(Data records)

# # # # #

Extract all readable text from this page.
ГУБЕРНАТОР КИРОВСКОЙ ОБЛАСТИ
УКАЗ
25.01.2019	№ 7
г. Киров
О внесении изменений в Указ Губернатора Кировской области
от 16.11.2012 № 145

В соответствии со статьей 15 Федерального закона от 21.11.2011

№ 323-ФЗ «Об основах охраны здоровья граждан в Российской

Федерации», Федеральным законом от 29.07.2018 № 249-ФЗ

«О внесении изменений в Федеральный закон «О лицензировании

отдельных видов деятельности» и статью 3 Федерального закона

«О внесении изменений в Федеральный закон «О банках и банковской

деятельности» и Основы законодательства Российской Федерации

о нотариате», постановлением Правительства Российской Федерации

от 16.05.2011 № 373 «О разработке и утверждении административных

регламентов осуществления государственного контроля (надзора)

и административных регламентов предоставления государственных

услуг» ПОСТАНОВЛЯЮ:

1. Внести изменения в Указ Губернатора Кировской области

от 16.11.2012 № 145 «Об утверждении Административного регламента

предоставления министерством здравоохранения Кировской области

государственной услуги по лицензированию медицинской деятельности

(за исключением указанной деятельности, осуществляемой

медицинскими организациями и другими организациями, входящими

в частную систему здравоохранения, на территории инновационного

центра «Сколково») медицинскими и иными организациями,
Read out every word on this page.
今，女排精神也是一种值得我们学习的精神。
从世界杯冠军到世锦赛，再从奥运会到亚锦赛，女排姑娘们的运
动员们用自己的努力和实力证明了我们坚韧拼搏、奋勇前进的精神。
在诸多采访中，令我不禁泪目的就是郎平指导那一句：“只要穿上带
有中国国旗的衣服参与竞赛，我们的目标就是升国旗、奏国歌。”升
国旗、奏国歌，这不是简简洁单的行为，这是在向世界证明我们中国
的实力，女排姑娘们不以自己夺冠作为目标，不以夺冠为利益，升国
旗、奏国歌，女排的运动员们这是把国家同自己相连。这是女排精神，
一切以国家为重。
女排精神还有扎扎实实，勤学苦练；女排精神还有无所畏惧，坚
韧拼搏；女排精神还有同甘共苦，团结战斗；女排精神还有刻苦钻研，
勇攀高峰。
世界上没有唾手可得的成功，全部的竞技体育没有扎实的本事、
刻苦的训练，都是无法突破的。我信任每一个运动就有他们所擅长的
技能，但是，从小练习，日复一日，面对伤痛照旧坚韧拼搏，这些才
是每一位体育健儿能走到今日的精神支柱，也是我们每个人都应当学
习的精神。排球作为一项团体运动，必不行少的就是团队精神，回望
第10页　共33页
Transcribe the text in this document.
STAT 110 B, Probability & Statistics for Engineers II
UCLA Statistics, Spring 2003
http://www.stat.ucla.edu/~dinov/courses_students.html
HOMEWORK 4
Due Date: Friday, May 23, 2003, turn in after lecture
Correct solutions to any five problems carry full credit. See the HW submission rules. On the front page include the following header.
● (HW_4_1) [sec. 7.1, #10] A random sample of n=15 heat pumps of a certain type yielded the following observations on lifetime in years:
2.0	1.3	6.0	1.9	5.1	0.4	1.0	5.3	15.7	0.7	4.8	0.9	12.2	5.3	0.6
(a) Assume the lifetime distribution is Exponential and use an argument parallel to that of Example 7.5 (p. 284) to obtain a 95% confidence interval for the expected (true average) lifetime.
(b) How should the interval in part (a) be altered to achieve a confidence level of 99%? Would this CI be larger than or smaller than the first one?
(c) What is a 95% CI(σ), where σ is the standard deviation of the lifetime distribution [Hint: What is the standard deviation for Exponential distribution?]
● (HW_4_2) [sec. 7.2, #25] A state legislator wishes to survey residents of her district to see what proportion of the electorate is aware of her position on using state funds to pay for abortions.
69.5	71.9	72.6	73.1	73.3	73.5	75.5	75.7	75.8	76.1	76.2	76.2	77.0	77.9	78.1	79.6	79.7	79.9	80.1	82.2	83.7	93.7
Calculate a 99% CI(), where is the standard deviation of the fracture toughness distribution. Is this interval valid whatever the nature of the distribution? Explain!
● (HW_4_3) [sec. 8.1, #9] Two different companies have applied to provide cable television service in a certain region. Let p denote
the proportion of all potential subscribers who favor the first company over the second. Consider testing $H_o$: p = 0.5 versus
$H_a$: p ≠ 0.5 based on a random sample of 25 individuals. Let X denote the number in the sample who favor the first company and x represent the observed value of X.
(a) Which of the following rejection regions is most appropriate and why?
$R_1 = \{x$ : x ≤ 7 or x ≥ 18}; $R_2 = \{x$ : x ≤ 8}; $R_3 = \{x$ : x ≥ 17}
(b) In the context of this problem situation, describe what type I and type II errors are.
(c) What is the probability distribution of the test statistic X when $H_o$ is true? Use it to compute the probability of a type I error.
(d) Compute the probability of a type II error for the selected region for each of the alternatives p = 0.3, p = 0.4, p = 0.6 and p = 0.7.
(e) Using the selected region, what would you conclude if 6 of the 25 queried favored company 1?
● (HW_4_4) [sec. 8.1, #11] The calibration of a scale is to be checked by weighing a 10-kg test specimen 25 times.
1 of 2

# # # # #

Transcribe the whole listing with nothing added or left out.

Extract all readable text from this page.
ГУБЕРНАТОР КИРОВСКОЙ ОБЛАСТИ
УКАЗ
25.01.2019	№ 7
г. Киров
О внесении изменений в Указ Губернатора Кировской области
от 16.11.2012 № 145

В соответствии со статьей 15 Федерального закона от 21.11.2011

№ 323-ФЗ «Об основах охраны здоровья граждан в Российской

Федерации», Федеральным законом от 29.07.2018 № 249-ФЗ

«О внесении изменений в Федеральный закон «О лицензировании

отдельных видов деятельности» и статью 3 Федерального закона

«О внесении изменений в Федеральный закон «О банках и банковской

деятельности» и Основы законодательства Российской Федерации

о нотариате», постановлением Правительства Российской Федерации

от 16.05.2011 № 373 «О разработке и утверждении административных

регламентов осуществления государственного контроля (надзора)

и административных регламентов предоставления государственных

услуг» ПОСТАНОВЛЯЮ:

1. Внести изменения в Указ Губернатора Кировской области

от 16.11.2012 № 145 «Об утверждении Административного регламента

предоставления министерством здравоохранения Кировской области

государственной услуги по лицензированию медицинской деятельности

(за исключением указанной деятельности, осуществляемой

медицинскими организациями и другими организациями, входящими

в частную систему здравоохранения, на территории инновационного

центра «Сколково») медицинскими и иными организациями,
Read out every word on this page.
今，女排精神也是一种值得我们学习的精神。
从世界杯冠军到世锦赛，再从奥运会到亚锦赛，女排姑娘们的运
动员们用自己的努力和实力证明了我们坚韧拼搏、奋勇前进的精神。
在诸多采访中，令我不禁泪目的就是郎平指导那一句：“只要穿上带
有中国国旗的衣服参与竞赛，我们的目标就是升国旗、奏国歌。”升
国旗、奏国歌，这不是简简洁单的行为，这是在向世界证明我们中国
的实力，女排姑娘们不以自己夺冠作为目标，不以夺冠为利益，升国
旗、奏国歌，女排的运动员们这是把国家同自己相连。这是女排精神，
一切以国家为重。
女排精神还有扎扎实实，勤学苦练；女排精神还有无所畏惧，坚
韧拼搏；女排精神还有同甘共苦，团结战斗；女排精神还有刻苦钻研，
勇攀高峰。
世界上没有唾手可得的成功，全部的竞技体育没有扎实的本事、
刻苦的训练，都是无法突破的。我信任每一个运动就有他们所擅长的
技能，但是，从小练习，日复一日，面对伤痛照旧坚韧拼搏，这些才
是每一位体育健儿能走到今日的精神支柱，也是我们每个人都应当学
习的精神。排球作为一项团体运动，必不行少的就是团队精神，回望
第10页　共33页
Transcribe the text in this document.
STAT 110 B, Probability & Statistics for Engineers II
UCLA Statistics, Spring 2003
http://www.stat.ucla.edu/~dinov/courses_students.html
HOMEWORK 4
Due Date: Friday, May 23, 2003, turn in after lecture
Correct solutions to any five problems carry full credit. See the HW submission rules. On the front page include the following header.
● (HW_4_1) [sec. 7.1, #10] A random sample of n=15 heat pumps of a certain type yielded the following observations on lifetime in years:
2.0	1.3	6.0	1.9	5.1	0.4	1.0	5.3	15.7	0.7	4.8	0.9	12.2	5.3	0.6
(a) Assume the lifetime distribution is Exponential and use an argument parallel to that of Example 7.5 (p. 284) to obtain a 95% confidence interval for the expected (true average) lifetime.
(b) How should the interval in part (a) be altered to achieve a confidence level of 99%? Would this CI be larger than or smaller than the first one?
(c) What is a 95% CI(σ), where σ is the standard deviation of the lifetime distribution [Hint: What is the standard deviation for Exponential distribution?]
● (HW_4_2) [sec. 7.2, #25] A state legislator wishes to survey residents of her district to see what proportion of the electorate is aware of her position on using state funds to pay for abortions.
69.5	71.9	72.6	73.1	73.3	73.5	75.5	75.7	75.8	76.1	76.2	76.2	77.0	77.9	78.1	79.6	79.7	79.9	80.1	82.2	83.7	93.7
Calculate a 99% CI(), where is the standard deviation of the fracture toughness distribution. Is this interval valid whatever the nature of the distribution? Explain!
● (HW_4_3) [sec. 8.1, #9] Two different companies have applied to provide cable television service in a certain region. Let p denote
the proportion of all potential subscribers who favor the first company over the second. Consider testing $H_o$: p = 0.5 versus
$H_a$: p ≠ 0.5 based on a random sample of 25 individuals. Let X denote the number in the sample who favor the first company and x represent the observed value of X.
(a) Which of the following rejection regions is most appropriate and why?
$R_1 = \{x$ : x ≤ 7 or x ≥ 18}; $R_2 = \{x$ : x ≤ 8}; $R_3 = \{x$ : x ≥ 17}
(b) In the context of this problem situation, describe what type I and type II errors are.
(c) What is the probability distribution of the test statistic X when $H_o$ is true? Use it to compute the probability of a type I error.
(d) Compute the probability of a type II error for the selected region for each of the alternatives p = 0.3, p = 0.4, p = 0.6 and p = 0.7.
(e) Using the selected region, what would you conclude if 6 of the 25 queried favored company 1?
● (HW_4_4) [sec. 8.1, #11] The calibration of a scale is to be checked by weighing a 10-kg test specimen 25 times.
1 of 2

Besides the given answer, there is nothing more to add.